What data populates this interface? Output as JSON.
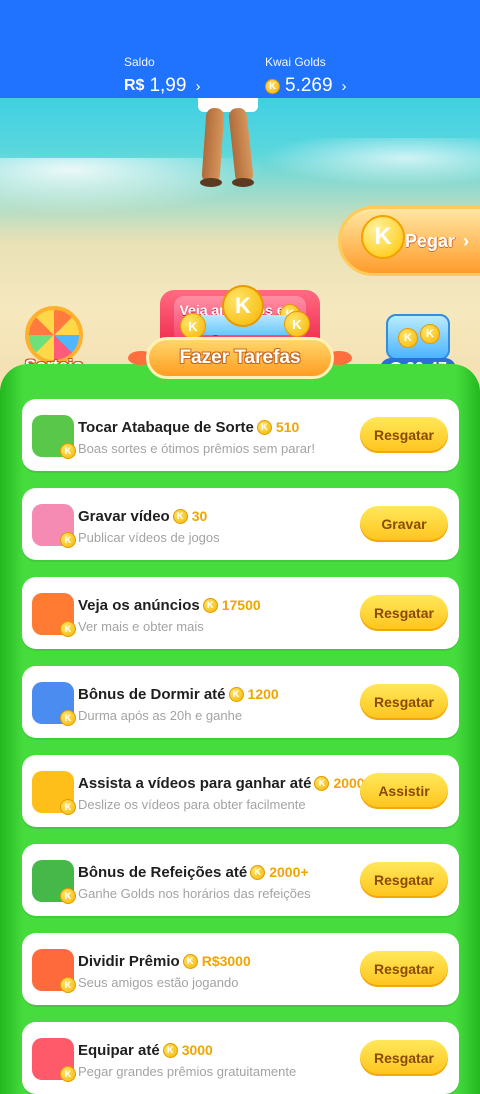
{
  "header": {
    "saldo": {
      "caption": "Saldo",
      "currency": "R$",
      "value": "1,99",
      "chevron": "›"
    },
    "golds": {
      "caption": "Kwai Golds",
      "value": "5.269",
      "chevron": "›"
    }
  },
  "scene": {
    "pegar": {
      "label": "Pegar",
      "chevron": "›"
    },
    "ads_button": {
      "label": "Veja anúncios e ganhe"
    },
    "sorteio": {
      "label": "Sorteio"
    },
    "timer": {
      "value": "00:47"
    }
  },
  "banner": {
    "title": "Fazer Tarefas"
  },
  "coin_glyph": "K",
  "tasks": [
    {
      "title": "Tocar Atabaque de Sorte",
      "reward": "510",
      "subtitle": "Boas sortes e ótimos prêmios sem parar!",
      "button": "Resgatar",
      "icon": "drum-icon",
      "icon_color": "#59c84a"
    },
    {
      "title": "Gravar vídeo",
      "reward": "30",
      "subtitle": "Publicar vídeos de jogos",
      "button": "Gravar",
      "icon": "camera-icon",
      "icon_color": "#f58bb3"
    },
    {
      "title": "Veja os anúncios",
      "reward": "17500",
      "subtitle": "Ver mais e obter mais",
      "button": "Resgatar",
      "icon": "tv-icon",
      "icon_color": "#ff7a32"
    },
    {
      "title": "Bônus de Dormir até",
      "reward": "1200",
      "subtitle": "Durma após as 20h e ganhe",
      "button": "Resgatar",
      "icon": "moon-icon",
      "icon_color": "#4a8cf0"
    },
    {
      "title": "Assista a vídeos para ganhar até",
      "reward": "2000",
      "subtitle": "Deslize os vídeos para obter facilmente",
      "button": "Assistir",
      "icon": "video-camera-icon",
      "icon_color": "#ffbf1a"
    },
    {
      "title": "Bônus de Refeições até",
      "reward": "2000+",
      "subtitle": "Ganhe Golds nos horários das refeições",
      "button": "Resgatar",
      "icon": "calendar-icon",
      "icon_color": "#46b84a"
    },
    {
      "title": "Dividir Prêmio",
      "reward": "R$3000",
      "subtitle": "Seus amigos estão jogando",
      "button": "Resgatar",
      "icon": "gift-icon",
      "icon_color": "#ff6a3d"
    },
    {
      "title": "Equipar até",
      "reward": "3000",
      "subtitle": "Pegar grandes prêmios gratuitamente",
      "button": "Resgatar",
      "icon": "boxing-glove-icon",
      "icon_color": "#ff5a6a"
    }
  ],
  "colors": {
    "header": "#1f73ff",
    "panel": "#47dc3e",
    "button": "#ffd22e",
    "reward": "#f0a500"
  }
}
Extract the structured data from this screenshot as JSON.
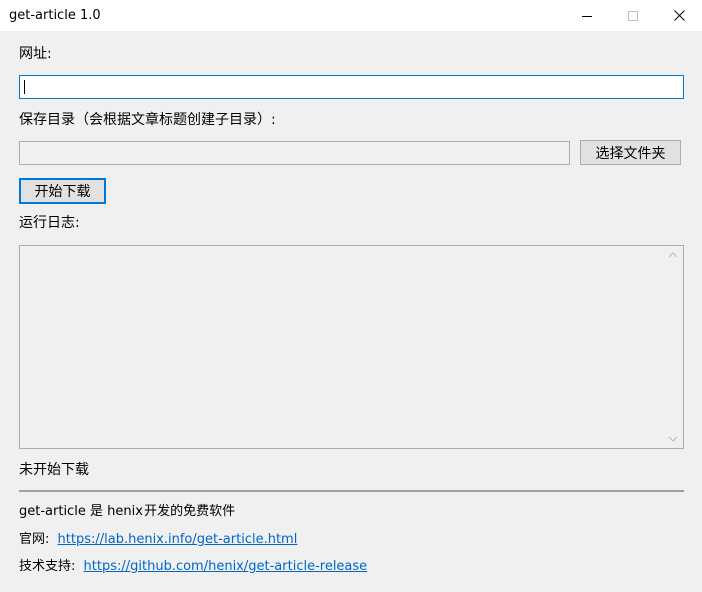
{
  "window": {
    "title": "get-article 1.0",
    "controls": {
      "minimize": "minimize-icon",
      "maximize": "maximize-icon",
      "close": "close-icon"
    }
  },
  "form": {
    "url_label": "网址:",
    "url_value": "",
    "dir_label": "保存目录（会根据文章标题创建子目录）:",
    "dir_value": "",
    "browse_button": "选择文件夹",
    "start_button": "开始下载",
    "log_label": "运行日志:",
    "log_content": ""
  },
  "status": {
    "text": "未开始下载"
  },
  "footer": {
    "about_app": "get-article",
    "about_is": "是",
    "about_author": "henix",
    "about_rest": "开发的免费软件",
    "website_label": "官网:",
    "website_url": "https://lab.henix.info/get-article.html",
    "support_label": "技术支持:",
    "support_url": "https://github.com/henix/get-article-release"
  },
  "colors": {
    "accent": "#0078d7",
    "link": "#0066cc",
    "background": "#f0f0f0"
  }
}
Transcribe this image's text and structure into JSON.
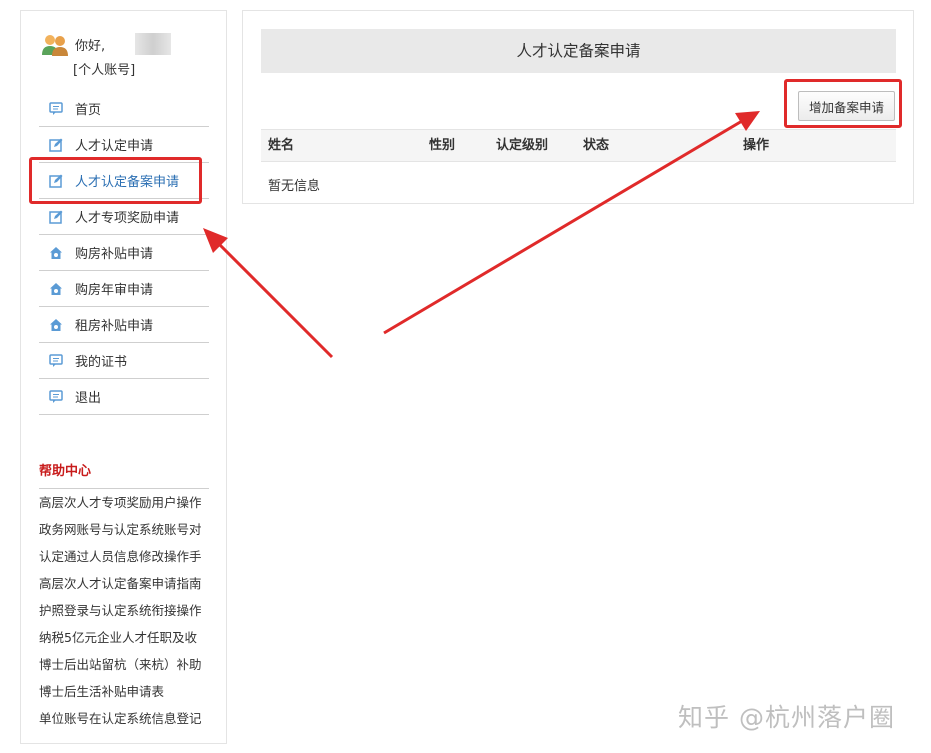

Objective: Set down the records in full and exactly. Do not carry over any image.

Response to the task:
What data populates this interface? Output as JSON.
{
  "header": {
    "saldo": {
      "caption": "Saldo",
      "currency": "R$",
      "value": "1,99",
      "chevron": "›"
    },
    "golds": {
      "caption": "Kwai Golds",
      "value": "5.269",
      "chevron": "›"
    }
  },
  "scene": {
    "pegar": {
      "label": "Pegar",
      "chevron": "›"
    },
    "ads_button": {
      "label": "Veja anúncios e ganhe"
    },
    "sorteio": {
      "label": "Sorteio"
    },
    "timer": {
      "value": "00:47"
    }
  },
  "banner": {
    "title": "Fazer Tarefas"
  },
  "coin_glyph": "K",
  "tasks": [
    {
      "title": "Tocar Atabaque de Sorte",
      "reward": "510",
      "subtitle": "Boas sortes e ótimos prêmios sem parar!",
      "button": "Resgatar",
      "icon": "drum-icon",
      "icon_color": "#59c84a"
    },
    {
      "title": "Gravar vídeo",
      "reward": "30",
      "subtitle": "Publicar vídeos de jogos",
      "button": "Gravar",
      "icon": "camera-icon",
      "icon_color": "#f58bb3"
    },
    {
      "title": "Veja os anúncios",
      "reward": "17500",
      "subtitle": "Ver mais e obter mais",
      "button": "Resgatar",
      "icon": "tv-icon",
      "icon_color": "#ff7a32"
    },
    {
      "title": "Bônus de Dormir até",
      "reward": "1200",
      "subtitle": "Durma após as 20h e ganhe",
      "button": "Resgatar",
      "icon": "moon-icon",
      "icon_color": "#4a8cf0"
    },
    {
      "title": "Assista a vídeos para ganhar até",
      "reward": "2000",
      "subtitle": "Deslize os vídeos para obter facilmente",
      "button": "Assistir",
      "icon": "video-camera-icon",
      "icon_color": "#ffbf1a"
    },
    {
      "title": "Bônus de Refeições até",
      "reward": "2000+",
      "subtitle": "Ganhe Golds nos horários das refeições",
      "button": "Resgatar",
      "icon": "calendar-icon",
      "icon_color": "#46b84a"
    },
    {
      "title": "Dividir Prêmio",
      "reward": "R$3000",
      "subtitle": "Seus amigos estão jogando",
      "button": "Resgatar",
      "icon": "gift-icon",
      "icon_color": "#ff6a3d"
    },
    {
      "title": "Equipar até",
      "reward": "3000",
      "subtitle": "Pegar grandes prêmios gratuitamente",
      "button": "Resgatar",
      "icon": "boxing-glove-icon",
      "icon_color": "#ff5a6a"
    }
  ],
  "colors": {
    "header": "#1f73ff",
    "panel": "#47dc3e",
    "button": "#ffd22e",
    "reward": "#f0a500"
  }
}
Extract the structured data from this screenshot as JSON.
{
  "window": {
    "title": "get-article 1.0",
    "controls": {
      "minimize": "minimize-icon",
      "maximize": "maximize-icon",
      "close": "close-icon"
    }
  },
  "form": {
    "url_label": "网址:",
    "url_value": "",
    "dir_label": "保存目录（会根据文章标题创建子目录）:",
    "dir_value": "",
    "browse_button": "选择文件夹",
    "start_button": "开始下载",
    "log_label": "运行日志:",
    "log_content": ""
  },
  "status": {
    "text": "未开始下载"
  },
  "footer": {
    "about_app": "get-article",
    "about_is": "是",
    "about_author": "henix",
    "about_rest": "开发的免费软件",
    "website_label": "官网:",
    "website_url": "https://lab.henix.info/get-article.html",
    "support_label": "技术支持:",
    "support_url": "https://github.com/henix/get-article-release"
  },
  "colors": {
    "accent": "#0078d7",
    "link": "#0066cc",
    "background": "#f0f0f0"
  }
}
Transcribe this image's text and structure into JSON.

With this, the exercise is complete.